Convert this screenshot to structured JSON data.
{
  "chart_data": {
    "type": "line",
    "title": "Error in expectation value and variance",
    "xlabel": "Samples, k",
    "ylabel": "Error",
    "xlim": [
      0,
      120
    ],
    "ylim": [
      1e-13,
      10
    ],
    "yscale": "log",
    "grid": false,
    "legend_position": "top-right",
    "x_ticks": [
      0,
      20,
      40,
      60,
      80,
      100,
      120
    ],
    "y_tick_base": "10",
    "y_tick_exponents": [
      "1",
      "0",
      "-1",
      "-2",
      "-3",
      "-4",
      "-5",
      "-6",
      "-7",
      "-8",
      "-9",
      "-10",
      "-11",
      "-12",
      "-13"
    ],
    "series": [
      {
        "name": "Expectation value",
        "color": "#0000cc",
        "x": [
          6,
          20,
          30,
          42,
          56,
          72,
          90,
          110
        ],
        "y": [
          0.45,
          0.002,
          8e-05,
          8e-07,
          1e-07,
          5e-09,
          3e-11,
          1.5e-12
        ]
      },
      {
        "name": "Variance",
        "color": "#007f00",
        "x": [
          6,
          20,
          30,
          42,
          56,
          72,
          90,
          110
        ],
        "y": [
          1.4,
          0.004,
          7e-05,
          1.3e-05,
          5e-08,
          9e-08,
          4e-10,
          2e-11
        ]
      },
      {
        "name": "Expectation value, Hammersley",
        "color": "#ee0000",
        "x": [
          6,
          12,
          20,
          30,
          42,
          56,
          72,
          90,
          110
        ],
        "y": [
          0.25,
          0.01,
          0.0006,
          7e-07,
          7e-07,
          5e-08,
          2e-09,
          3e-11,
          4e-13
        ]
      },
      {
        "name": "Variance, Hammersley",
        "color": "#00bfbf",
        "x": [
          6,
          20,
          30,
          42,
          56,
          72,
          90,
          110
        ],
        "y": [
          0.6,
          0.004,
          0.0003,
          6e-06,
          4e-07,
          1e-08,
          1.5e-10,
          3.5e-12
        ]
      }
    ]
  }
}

★ ★ ★ ★ ★ ★ ★

### Task statement
Return each line where "Hammersley" shows up.

### Answer for this exercise
        "name": "Expectation value, Hammersley",
        "name": "Variance, Hammersley",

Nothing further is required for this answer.